* [Task requirements] Say how many lines in the data below contain the word "open", and give no other text.
** Start Extracted information **
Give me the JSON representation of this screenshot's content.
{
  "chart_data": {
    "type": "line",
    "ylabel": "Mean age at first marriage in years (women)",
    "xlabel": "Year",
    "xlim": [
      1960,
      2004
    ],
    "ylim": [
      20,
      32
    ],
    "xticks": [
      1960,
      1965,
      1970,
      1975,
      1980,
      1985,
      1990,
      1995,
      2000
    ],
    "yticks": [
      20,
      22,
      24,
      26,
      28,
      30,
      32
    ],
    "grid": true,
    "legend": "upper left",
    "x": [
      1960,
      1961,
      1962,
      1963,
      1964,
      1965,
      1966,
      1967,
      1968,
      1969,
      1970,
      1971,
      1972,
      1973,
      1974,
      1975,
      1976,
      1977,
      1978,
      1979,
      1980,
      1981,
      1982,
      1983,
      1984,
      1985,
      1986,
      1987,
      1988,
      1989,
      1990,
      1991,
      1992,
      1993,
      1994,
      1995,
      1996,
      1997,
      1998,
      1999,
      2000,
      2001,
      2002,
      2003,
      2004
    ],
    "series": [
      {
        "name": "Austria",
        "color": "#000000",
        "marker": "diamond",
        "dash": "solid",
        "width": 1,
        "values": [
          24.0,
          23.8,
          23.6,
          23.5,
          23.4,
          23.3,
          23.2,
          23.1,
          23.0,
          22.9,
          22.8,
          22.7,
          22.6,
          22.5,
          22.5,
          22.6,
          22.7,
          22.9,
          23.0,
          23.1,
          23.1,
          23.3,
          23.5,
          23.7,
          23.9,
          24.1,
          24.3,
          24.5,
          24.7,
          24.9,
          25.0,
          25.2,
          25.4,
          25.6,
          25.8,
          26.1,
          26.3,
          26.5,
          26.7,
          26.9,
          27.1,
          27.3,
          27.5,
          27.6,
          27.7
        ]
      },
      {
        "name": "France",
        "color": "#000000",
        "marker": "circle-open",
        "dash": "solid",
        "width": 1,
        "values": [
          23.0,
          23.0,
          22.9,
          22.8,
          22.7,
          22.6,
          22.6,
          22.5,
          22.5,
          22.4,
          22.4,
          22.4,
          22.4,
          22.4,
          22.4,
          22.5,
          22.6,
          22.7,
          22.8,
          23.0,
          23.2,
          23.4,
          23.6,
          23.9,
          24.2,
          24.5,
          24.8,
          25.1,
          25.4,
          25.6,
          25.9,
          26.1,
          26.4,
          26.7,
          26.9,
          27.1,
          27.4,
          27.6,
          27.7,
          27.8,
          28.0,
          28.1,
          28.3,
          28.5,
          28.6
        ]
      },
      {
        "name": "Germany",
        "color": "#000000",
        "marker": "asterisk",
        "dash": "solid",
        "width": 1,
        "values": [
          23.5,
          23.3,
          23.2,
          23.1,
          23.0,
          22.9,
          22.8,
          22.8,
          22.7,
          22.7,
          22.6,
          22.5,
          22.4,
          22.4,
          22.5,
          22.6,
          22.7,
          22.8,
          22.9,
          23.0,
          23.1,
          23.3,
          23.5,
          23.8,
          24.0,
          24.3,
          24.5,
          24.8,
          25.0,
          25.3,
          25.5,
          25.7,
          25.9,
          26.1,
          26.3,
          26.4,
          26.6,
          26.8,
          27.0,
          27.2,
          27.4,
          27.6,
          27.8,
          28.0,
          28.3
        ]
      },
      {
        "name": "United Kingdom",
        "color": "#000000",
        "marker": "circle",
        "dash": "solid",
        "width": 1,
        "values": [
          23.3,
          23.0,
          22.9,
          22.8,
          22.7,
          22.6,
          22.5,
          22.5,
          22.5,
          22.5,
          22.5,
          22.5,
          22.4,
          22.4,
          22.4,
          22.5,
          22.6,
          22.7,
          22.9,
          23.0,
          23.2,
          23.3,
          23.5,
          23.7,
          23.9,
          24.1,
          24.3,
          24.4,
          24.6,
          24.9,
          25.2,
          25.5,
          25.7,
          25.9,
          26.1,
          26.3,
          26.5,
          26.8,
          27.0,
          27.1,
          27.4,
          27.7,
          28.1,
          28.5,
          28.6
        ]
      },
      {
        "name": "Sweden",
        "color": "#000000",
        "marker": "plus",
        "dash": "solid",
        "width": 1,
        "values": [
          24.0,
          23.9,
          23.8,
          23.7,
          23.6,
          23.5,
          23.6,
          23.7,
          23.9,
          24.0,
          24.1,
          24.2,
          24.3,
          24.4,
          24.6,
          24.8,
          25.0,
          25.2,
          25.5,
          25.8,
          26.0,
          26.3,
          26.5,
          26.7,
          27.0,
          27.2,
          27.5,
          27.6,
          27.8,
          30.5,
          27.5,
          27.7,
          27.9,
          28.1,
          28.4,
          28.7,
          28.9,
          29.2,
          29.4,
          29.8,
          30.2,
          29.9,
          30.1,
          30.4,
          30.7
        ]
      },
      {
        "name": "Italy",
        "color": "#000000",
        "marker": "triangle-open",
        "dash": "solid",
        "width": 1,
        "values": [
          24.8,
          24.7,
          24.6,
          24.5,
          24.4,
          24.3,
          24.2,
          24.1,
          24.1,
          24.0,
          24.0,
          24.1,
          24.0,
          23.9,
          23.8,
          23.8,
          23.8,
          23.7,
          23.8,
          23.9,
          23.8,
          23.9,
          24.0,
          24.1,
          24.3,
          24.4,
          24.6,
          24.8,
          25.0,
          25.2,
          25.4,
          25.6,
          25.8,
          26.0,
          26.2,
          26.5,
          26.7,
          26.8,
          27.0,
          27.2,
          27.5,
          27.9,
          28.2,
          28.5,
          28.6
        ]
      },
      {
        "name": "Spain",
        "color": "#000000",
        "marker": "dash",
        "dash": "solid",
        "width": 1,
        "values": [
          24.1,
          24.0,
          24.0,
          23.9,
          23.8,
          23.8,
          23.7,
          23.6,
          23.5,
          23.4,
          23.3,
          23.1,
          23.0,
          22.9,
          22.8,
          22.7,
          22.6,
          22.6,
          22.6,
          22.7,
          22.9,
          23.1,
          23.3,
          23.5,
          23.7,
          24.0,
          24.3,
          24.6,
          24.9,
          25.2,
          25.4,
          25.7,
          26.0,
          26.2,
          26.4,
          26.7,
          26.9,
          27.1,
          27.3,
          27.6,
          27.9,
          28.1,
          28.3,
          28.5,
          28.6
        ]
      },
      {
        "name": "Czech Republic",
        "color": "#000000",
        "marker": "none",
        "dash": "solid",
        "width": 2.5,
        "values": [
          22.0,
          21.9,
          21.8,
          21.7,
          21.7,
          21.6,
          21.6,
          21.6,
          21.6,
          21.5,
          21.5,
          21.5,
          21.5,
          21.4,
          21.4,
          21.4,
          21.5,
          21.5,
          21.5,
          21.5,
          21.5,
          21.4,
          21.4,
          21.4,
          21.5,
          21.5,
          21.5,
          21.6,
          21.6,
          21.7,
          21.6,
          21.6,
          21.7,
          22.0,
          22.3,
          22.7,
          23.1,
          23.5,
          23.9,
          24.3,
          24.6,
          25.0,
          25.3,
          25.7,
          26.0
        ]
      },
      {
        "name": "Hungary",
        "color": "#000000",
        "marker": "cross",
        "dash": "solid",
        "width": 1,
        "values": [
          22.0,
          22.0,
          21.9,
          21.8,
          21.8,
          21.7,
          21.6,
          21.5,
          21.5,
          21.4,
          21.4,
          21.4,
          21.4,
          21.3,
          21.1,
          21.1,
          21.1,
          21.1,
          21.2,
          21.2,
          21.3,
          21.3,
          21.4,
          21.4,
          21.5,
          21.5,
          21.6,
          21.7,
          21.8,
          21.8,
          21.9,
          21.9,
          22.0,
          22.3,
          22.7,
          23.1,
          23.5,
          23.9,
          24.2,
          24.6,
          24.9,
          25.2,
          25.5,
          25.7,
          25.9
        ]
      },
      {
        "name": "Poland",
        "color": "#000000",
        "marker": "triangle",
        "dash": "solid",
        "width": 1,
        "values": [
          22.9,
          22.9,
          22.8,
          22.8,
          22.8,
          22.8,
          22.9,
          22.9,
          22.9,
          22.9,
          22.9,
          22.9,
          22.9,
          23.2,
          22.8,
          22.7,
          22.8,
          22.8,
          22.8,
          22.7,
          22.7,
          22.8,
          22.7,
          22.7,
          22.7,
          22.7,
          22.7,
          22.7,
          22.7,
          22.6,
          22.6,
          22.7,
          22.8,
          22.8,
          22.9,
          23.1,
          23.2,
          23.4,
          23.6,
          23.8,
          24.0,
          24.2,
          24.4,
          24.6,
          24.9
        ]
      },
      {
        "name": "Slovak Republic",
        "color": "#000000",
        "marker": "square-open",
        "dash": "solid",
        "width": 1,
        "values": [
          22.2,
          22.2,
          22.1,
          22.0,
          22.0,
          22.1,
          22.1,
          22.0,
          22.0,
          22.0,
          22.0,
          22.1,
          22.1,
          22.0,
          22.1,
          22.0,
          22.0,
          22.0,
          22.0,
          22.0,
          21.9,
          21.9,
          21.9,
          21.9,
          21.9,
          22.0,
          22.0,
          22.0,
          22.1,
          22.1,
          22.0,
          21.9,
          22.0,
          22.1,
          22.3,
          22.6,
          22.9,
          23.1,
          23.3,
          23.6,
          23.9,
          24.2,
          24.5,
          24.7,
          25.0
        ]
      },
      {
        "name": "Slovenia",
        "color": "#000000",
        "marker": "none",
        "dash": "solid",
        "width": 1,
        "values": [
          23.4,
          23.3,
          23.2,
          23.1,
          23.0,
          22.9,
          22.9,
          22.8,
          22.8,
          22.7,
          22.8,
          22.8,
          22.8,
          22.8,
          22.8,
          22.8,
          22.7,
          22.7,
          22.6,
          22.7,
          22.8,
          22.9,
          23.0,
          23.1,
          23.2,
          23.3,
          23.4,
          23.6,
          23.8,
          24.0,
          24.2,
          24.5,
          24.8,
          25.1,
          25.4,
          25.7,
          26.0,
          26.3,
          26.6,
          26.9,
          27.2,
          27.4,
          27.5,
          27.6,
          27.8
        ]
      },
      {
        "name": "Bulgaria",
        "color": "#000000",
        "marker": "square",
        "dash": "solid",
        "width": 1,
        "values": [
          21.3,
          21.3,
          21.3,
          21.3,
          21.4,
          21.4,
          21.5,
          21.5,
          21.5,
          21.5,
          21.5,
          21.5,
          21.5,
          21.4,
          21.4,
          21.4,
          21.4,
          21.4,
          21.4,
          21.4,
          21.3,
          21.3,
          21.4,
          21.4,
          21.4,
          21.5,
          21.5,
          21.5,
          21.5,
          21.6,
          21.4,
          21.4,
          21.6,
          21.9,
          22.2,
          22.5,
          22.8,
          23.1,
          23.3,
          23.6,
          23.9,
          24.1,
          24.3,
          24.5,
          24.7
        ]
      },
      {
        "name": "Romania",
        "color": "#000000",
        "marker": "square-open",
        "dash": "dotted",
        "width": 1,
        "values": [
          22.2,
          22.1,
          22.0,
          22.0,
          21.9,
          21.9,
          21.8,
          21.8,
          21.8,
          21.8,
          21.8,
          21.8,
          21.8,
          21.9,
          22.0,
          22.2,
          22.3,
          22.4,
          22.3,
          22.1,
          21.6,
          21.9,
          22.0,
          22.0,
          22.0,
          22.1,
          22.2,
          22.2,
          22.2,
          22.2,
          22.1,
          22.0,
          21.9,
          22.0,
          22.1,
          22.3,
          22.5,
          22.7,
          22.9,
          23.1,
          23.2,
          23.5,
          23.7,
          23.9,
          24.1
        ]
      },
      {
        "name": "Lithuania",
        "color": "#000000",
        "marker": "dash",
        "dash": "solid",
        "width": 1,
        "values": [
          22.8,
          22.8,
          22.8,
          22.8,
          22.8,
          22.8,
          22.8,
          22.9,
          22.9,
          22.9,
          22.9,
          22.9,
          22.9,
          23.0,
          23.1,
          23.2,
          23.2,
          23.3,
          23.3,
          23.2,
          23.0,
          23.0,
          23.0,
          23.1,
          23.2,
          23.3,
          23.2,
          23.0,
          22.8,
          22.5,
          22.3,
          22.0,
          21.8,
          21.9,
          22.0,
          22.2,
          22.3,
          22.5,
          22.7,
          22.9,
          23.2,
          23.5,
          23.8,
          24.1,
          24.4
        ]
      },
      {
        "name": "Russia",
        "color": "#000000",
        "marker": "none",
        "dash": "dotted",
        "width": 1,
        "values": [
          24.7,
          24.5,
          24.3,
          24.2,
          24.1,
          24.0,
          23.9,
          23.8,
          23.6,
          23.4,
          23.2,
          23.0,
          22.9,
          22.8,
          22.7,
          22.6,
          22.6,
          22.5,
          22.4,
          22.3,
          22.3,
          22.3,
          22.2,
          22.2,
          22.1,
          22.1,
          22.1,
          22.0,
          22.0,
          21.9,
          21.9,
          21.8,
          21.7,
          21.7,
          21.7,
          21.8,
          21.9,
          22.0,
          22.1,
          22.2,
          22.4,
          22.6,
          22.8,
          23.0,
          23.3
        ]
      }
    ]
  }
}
** End Extracted information **
* [Solution to this problem] 4